What follows is a set of entries. Repeat them exactly, but not their pictures.

# Start of ENTRIES PROVIDED

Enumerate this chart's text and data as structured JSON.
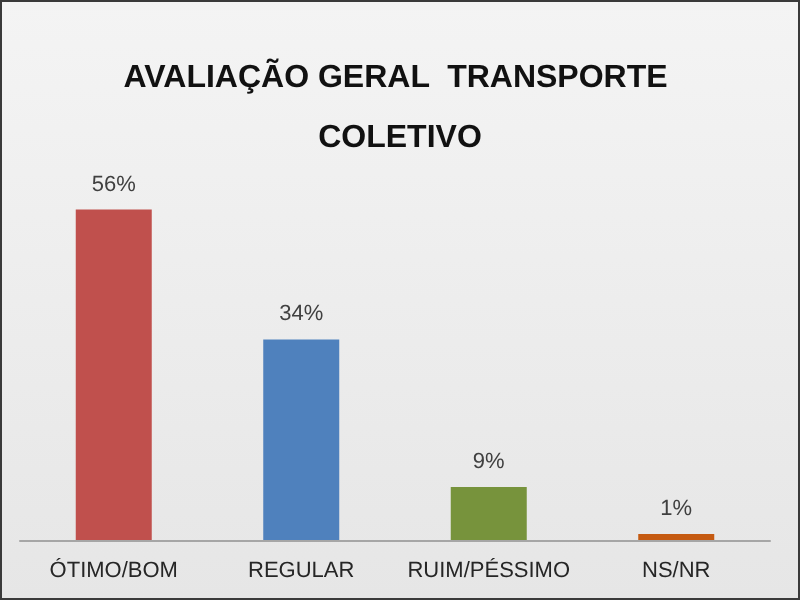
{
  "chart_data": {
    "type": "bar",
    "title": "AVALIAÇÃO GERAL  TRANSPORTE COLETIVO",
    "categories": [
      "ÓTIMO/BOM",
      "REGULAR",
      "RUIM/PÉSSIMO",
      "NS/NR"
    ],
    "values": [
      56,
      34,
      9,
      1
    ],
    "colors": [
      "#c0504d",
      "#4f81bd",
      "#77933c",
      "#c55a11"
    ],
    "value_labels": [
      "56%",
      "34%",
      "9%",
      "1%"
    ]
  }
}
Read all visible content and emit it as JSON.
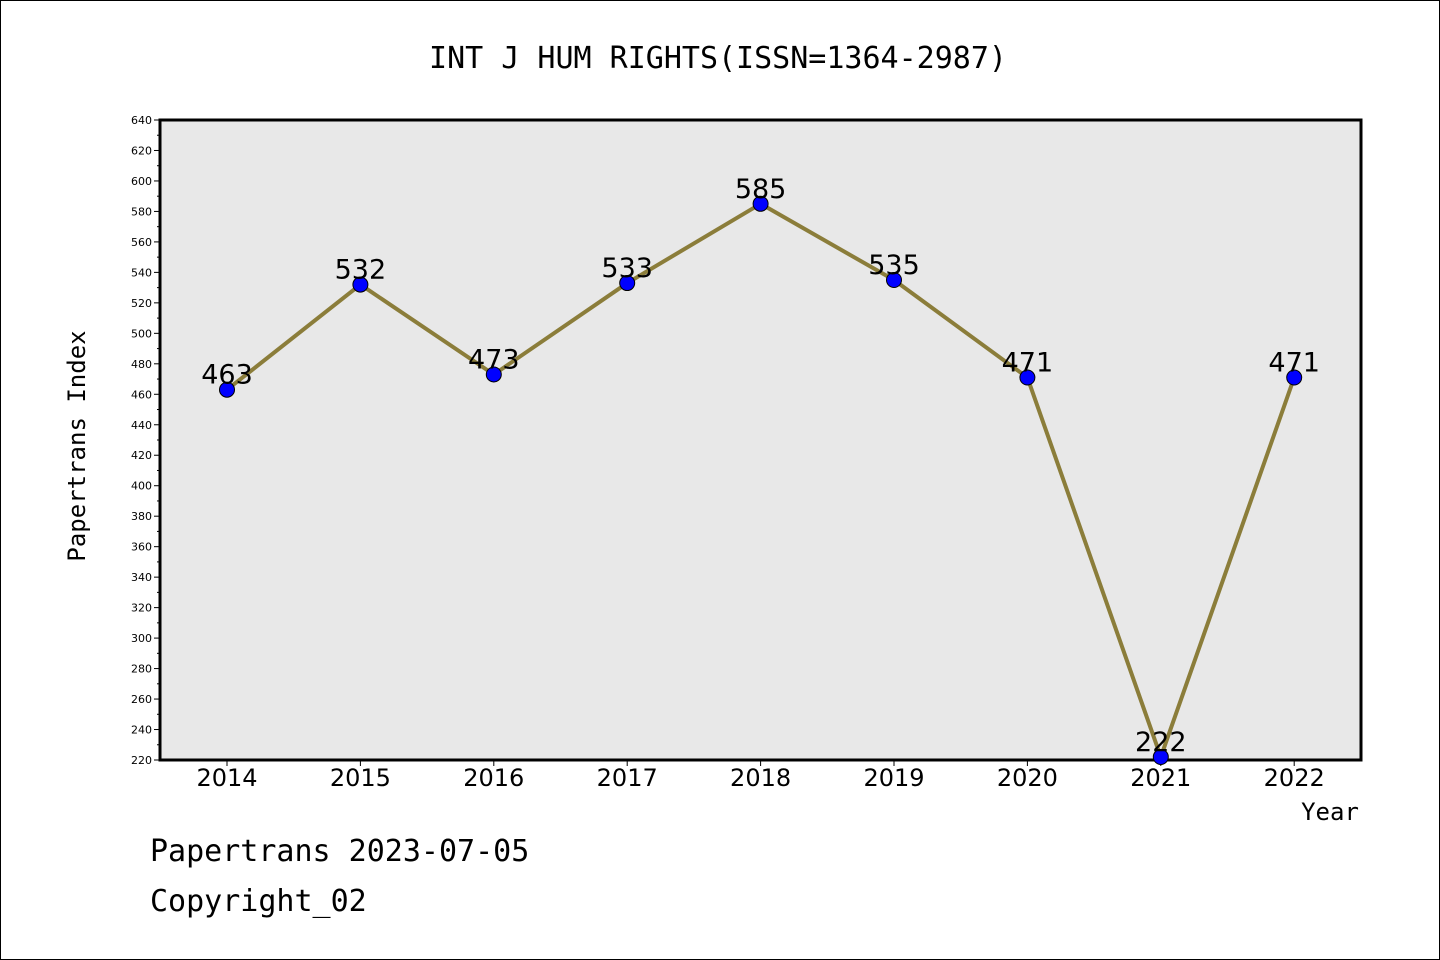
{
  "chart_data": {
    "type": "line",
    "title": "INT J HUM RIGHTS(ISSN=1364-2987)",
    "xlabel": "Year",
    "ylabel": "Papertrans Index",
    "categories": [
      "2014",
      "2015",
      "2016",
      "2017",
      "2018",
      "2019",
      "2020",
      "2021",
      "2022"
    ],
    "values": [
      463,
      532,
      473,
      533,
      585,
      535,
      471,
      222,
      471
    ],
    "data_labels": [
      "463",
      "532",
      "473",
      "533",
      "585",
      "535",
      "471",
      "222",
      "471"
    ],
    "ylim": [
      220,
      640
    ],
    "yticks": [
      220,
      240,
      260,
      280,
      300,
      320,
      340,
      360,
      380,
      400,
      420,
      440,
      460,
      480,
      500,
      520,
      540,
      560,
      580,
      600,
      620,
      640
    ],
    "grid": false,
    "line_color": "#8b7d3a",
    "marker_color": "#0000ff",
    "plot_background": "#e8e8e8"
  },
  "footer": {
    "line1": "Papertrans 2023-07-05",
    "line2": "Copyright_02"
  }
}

# End of ENTRIES PROVIDED

TASK ANSWER:
Enumerate this chart's text and data as structured JSON.
{
  "chart_data": {
    "type": "bar",
    "title": "AVALIAÇÃO GERAL  TRANSPORTE COLETIVO",
    "categories": [
      "ÓTIMO/BOM",
      "REGULAR",
      "RUIM/PÉSSIMO",
      "NS/NR"
    ],
    "values": [
      56,
      34,
      9,
      1
    ],
    "colors": [
      "#c0504d",
      "#4f81bd",
      "#77933c",
      "#c55a11"
    ],
    "value_labels": [
      "56%",
      "34%",
      "9%",
      "1%"
    ]
  }
}
Read all visible content and emit it as JSON.
{
  "chart_data": {
    "type": "line",
    "title": "INT J HUM RIGHTS(ISSN=1364-2987)",
    "xlabel": "Year",
    "ylabel": "Papertrans Index",
    "categories": [
      "2014",
      "2015",
      "2016",
      "2017",
      "2018",
      "2019",
      "2020",
      "2021",
      "2022"
    ],
    "values": [
      463,
      532,
      473,
      533,
      585,
      535,
      471,
      222,
      471
    ],
    "data_labels": [
      "463",
      "532",
      "473",
      "533",
      "585",
      "535",
      "471",
      "222",
      "471"
    ],
    "ylim": [
      220,
      640
    ],
    "yticks": [
      220,
      240,
      260,
      280,
      300,
      320,
      340,
      360,
      380,
      400,
      420,
      440,
      460,
      480,
      500,
      520,
      540,
      560,
      580,
      600,
      620,
      640
    ],
    "grid": false,
    "line_color": "#8b7d3a",
    "marker_color": "#0000ff",
    "plot_background": "#e8e8e8"
  },
  "footer": {
    "line1": "Papertrans 2023-07-05",
    "line2": "Copyright_02"
  }
}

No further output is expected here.